- _The problem_
Write every line out verbatim and omit the pictures.

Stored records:
★ ★ ★ ★
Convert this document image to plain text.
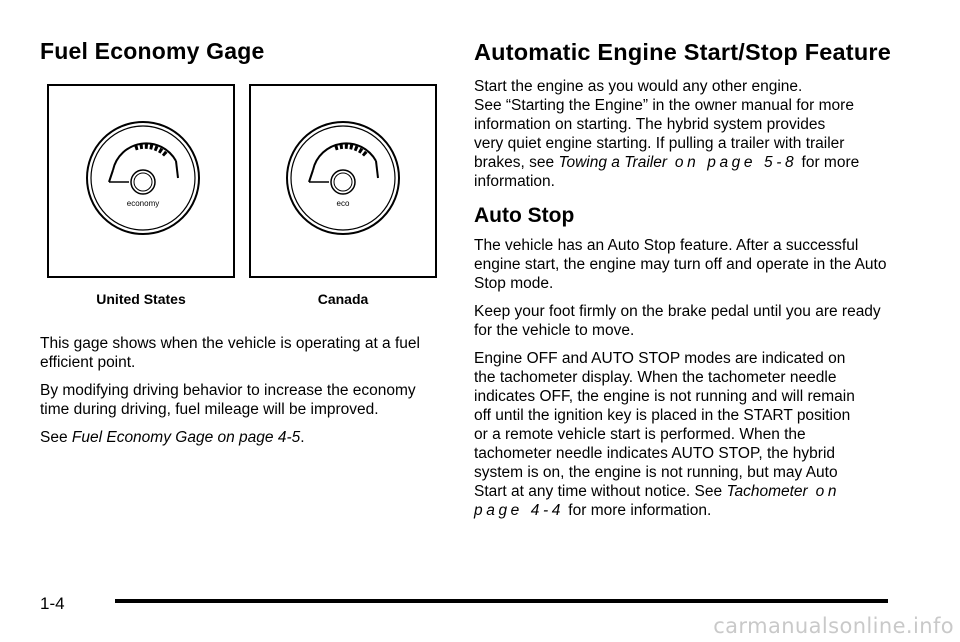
Fuel Economy Gage
economy
United States
eco
Canada

This gage shows when the vehicle is operating at a fuel efficient point.

By modifying driving behavior to increase the economy time during driving, fuel mileage will be improved.

See Fuel Economy Gage on page 4-5.

Automatic Engine Start/Stop Feature

Start the engine as you would any other engine.

See “Starting the Engine” in the owner manual for more

information on starting. The hybrid system provides

very quiet engine starting. If pulling a trailer with trailer

brakes, see Towing a Trailer on page 5-8 for more

information.

Auto Stop

The vehicle has an Auto Stop feature. After a successful engine start, the engine may turn off and operate in the Auto Stop mode.

Keep your foot firmly on the brake pedal until you are ready for the vehicle to move.

Engine OFF and AUTO STOP modes are indicated on

the tachometer display. When the tachometer needle

indicates OFF, the engine is not running and will remain

off until the ignition key is placed in the START position

or a remote vehicle start is performed. When the

tachometer needle indicates AUTO STOP, the hybrid

system is on, the engine is not running, but may Auto

Start at any time without notice. See Tachometer on

page 4-4 for more information.

1-4
carmanualsonline.info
★ ★ ★ ★
- _Answer below_
Convert this document image to plain text.
Fuel Economy Gage
economy
United States
eco
Canada

This gage shows when the vehicle is operating at a fuel efficient point.

By modifying driving behavior to increase the economy time during driving, fuel mileage will be improved.

See Fuel Economy Gage on page 4-5.

Automatic Engine Start/Stop Feature

Start the engine as you would any other engine.

See “Starting the Engine” in the owner manual for more

information on starting. The hybrid system provides

very quiet engine starting. If pulling a trailer with trailer

brakes, see Towing a Trailer on page 5-8 for more

information.

Auto Stop

The vehicle has an Auto Stop feature. After a successful engine start, the engine may turn off and operate in the Auto Stop mode.

Keep your foot firmly on the brake pedal until you are ready for the vehicle to move.

Engine OFF and AUTO STOP modes are indicated on

the tachometer display. When the tachometer needle

indicates OFF, the engine is not running and will remain

off until the ignition key is placed in the START position

or a remote vehicle start is performed. When the

tachometer needle indicates AUTO STOP, the hybrid

system is on, the engine is not running, but may Auto

Start at any time without notice. See Tachometer on

page 4-4 for more information.

1-4
carmanualsonline.info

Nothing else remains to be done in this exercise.